:: WORK TO COMPLETE ::
Print, exactly as given, each line of the data from the line containing "Type out the text in this image." up to and including its last line.

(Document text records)
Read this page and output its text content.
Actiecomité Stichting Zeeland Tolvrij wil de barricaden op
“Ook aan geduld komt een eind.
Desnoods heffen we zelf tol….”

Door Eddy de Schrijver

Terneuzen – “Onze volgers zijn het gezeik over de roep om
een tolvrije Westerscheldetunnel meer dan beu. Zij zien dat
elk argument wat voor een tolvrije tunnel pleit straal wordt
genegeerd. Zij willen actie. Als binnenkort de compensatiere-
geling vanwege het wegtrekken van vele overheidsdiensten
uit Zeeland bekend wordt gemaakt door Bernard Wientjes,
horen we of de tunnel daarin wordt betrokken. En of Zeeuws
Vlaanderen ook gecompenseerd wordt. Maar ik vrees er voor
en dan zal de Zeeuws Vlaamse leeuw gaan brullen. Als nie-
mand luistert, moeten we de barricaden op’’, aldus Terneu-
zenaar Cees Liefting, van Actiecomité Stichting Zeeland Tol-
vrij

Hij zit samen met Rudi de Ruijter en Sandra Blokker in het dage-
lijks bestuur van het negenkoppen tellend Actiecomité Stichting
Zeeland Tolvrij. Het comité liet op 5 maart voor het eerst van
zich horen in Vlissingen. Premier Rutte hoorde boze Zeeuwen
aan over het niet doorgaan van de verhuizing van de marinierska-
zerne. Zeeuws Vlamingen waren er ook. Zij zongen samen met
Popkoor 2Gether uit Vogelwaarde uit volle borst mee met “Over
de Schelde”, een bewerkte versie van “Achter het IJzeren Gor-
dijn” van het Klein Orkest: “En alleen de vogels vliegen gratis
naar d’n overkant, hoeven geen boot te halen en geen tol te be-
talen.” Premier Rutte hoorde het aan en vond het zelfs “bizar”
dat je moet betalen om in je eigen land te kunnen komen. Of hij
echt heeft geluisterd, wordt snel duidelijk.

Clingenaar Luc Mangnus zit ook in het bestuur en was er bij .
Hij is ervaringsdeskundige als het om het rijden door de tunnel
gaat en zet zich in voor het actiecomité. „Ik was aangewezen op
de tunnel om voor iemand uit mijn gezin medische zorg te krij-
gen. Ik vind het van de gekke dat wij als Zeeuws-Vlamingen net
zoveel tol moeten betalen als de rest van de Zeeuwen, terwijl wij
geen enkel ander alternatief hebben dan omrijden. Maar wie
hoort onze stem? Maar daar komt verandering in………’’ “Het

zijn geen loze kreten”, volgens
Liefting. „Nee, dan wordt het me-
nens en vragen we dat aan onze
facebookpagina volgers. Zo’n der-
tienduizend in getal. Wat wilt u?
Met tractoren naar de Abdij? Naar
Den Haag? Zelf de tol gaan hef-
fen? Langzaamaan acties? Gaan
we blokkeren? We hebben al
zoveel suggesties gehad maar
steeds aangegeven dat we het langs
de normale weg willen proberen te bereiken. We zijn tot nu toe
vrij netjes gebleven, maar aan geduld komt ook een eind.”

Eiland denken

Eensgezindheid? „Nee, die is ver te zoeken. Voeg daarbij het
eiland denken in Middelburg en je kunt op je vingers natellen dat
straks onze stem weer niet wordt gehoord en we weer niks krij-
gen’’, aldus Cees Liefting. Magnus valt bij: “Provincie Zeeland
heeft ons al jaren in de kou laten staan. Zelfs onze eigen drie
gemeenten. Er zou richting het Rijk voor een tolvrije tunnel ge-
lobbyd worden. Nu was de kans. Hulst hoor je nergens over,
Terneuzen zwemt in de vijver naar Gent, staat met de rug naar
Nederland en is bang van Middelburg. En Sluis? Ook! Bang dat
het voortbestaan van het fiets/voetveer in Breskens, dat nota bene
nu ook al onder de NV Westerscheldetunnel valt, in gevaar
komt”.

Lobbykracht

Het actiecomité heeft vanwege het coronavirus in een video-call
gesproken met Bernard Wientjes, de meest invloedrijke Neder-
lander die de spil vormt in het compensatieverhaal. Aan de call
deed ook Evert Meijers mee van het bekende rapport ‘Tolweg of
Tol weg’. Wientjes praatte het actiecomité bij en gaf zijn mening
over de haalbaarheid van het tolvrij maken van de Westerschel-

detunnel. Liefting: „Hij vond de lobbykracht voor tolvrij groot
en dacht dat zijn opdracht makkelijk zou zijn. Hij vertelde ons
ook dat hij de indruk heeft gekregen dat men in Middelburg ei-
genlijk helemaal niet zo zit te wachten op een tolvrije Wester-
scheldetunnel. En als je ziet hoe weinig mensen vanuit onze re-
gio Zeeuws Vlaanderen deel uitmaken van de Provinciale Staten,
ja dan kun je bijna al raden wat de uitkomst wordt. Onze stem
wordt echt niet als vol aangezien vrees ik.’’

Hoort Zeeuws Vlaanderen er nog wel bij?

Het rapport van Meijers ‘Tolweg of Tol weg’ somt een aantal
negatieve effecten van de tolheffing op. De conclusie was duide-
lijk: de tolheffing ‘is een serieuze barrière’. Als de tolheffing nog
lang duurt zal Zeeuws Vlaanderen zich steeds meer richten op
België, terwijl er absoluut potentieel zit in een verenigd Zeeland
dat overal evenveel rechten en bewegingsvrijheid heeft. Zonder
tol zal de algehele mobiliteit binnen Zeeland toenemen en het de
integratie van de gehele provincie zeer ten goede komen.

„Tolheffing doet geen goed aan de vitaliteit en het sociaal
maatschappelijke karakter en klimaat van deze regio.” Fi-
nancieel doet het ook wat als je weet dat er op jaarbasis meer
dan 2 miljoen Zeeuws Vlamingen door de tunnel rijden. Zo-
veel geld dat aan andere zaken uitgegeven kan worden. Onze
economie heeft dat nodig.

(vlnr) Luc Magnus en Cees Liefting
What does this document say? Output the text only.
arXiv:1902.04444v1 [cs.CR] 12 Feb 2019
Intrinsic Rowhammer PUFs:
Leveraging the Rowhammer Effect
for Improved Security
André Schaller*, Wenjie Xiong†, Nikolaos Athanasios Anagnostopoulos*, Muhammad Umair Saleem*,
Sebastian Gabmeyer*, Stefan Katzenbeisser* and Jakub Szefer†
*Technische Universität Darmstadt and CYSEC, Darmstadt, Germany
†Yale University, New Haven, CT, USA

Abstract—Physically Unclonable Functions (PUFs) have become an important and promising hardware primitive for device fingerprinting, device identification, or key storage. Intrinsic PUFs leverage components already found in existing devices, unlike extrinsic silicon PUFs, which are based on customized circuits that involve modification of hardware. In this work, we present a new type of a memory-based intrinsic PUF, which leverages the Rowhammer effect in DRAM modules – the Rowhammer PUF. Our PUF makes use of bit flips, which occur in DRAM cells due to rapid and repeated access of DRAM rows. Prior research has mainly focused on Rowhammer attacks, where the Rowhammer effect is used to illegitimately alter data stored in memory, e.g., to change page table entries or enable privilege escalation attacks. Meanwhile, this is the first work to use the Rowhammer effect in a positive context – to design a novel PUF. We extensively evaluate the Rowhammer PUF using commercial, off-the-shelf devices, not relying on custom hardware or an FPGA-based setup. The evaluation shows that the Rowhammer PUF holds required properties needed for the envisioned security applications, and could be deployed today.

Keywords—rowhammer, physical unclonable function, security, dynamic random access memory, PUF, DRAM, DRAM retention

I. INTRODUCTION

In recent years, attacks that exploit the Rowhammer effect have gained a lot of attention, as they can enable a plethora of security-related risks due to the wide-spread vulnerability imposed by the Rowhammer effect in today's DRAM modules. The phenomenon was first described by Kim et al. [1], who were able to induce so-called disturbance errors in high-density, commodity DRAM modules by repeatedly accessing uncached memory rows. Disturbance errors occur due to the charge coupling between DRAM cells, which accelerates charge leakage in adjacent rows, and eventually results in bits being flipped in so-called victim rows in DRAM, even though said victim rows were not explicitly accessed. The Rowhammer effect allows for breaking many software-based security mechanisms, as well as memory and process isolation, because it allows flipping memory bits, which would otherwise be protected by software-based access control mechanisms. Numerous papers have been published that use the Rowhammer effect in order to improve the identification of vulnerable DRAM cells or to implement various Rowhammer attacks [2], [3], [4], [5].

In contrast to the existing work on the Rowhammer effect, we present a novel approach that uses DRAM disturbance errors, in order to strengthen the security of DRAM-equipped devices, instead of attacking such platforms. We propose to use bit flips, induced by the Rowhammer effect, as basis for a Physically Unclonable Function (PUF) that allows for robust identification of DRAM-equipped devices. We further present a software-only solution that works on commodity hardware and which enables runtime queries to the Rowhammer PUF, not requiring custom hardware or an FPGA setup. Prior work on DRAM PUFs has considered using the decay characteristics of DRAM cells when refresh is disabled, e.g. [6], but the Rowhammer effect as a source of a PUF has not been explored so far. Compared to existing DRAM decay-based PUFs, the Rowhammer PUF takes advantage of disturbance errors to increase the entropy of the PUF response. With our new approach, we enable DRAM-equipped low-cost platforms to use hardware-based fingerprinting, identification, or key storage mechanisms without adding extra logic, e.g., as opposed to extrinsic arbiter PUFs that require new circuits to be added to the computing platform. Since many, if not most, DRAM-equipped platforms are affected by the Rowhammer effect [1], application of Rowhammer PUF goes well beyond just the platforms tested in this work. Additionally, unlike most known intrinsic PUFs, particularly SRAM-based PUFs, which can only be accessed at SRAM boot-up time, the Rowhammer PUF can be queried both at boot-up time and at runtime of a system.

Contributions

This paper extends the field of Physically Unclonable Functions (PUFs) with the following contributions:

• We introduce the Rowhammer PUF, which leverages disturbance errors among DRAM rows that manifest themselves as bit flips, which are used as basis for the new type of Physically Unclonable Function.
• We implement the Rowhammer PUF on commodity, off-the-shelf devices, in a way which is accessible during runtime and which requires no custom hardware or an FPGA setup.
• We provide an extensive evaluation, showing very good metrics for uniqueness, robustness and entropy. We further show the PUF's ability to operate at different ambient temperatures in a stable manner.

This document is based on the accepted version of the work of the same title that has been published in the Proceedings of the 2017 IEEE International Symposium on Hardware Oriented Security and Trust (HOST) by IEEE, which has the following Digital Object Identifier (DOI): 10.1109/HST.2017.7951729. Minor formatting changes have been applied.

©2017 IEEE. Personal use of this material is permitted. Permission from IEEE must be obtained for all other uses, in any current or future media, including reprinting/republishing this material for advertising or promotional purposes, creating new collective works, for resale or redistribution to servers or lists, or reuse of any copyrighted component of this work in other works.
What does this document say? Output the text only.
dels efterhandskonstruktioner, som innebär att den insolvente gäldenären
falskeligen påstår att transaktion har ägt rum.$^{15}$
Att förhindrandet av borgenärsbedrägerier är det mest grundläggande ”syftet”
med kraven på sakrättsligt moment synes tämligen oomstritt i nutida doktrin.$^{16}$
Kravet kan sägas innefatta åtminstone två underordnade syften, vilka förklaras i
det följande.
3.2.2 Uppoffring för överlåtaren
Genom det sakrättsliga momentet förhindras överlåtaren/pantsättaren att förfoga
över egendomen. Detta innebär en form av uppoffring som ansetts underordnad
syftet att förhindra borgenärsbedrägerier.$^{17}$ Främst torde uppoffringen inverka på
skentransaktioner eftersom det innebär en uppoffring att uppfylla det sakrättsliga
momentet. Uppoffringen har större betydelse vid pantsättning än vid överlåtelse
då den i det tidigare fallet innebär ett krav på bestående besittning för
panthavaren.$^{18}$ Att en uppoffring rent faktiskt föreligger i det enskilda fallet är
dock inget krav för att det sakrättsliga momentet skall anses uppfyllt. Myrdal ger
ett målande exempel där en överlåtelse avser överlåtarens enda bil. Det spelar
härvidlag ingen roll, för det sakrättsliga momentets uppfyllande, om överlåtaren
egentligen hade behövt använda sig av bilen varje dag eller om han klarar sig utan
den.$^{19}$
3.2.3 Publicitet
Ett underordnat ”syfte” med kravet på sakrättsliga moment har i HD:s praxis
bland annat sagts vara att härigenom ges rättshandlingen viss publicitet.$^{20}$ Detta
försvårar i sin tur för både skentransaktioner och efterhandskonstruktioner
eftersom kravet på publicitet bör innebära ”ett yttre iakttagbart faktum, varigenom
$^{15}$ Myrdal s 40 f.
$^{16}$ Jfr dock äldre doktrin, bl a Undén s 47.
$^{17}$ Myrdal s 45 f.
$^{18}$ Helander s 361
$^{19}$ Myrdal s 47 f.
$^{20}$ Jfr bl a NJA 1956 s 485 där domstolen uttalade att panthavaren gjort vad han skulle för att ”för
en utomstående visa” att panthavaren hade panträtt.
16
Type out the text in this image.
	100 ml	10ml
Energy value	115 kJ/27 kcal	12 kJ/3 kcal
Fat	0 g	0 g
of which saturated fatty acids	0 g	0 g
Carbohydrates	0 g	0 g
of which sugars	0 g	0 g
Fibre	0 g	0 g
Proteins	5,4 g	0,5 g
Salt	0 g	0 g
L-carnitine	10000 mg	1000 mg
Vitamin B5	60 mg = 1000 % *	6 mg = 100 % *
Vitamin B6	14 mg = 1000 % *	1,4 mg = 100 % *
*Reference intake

:: RESPONSE BELOW ::
Type out the text in this image.
	100 ml	10ml
Energy value	115 kJ/27 kcal	12 kJ/3 kcal
Fat	0 g	0 g
of which saturated fatty acids	0 g	0 g
Carbohydrates	0 g	0 g
of which sugars	0 g	0 g
Fibre	0 g	0 g
Proteins	5,4 g	0,5 g
Salt	0 g	0 g
L-carnitine	10000 mg	1000 mg
Vitamin B5	60 mg = 1000 % *	6 mg = 100 % *
Vitamin B6	14 mg = 1000 % *	1,4 mg = 100 % *
*Reference intake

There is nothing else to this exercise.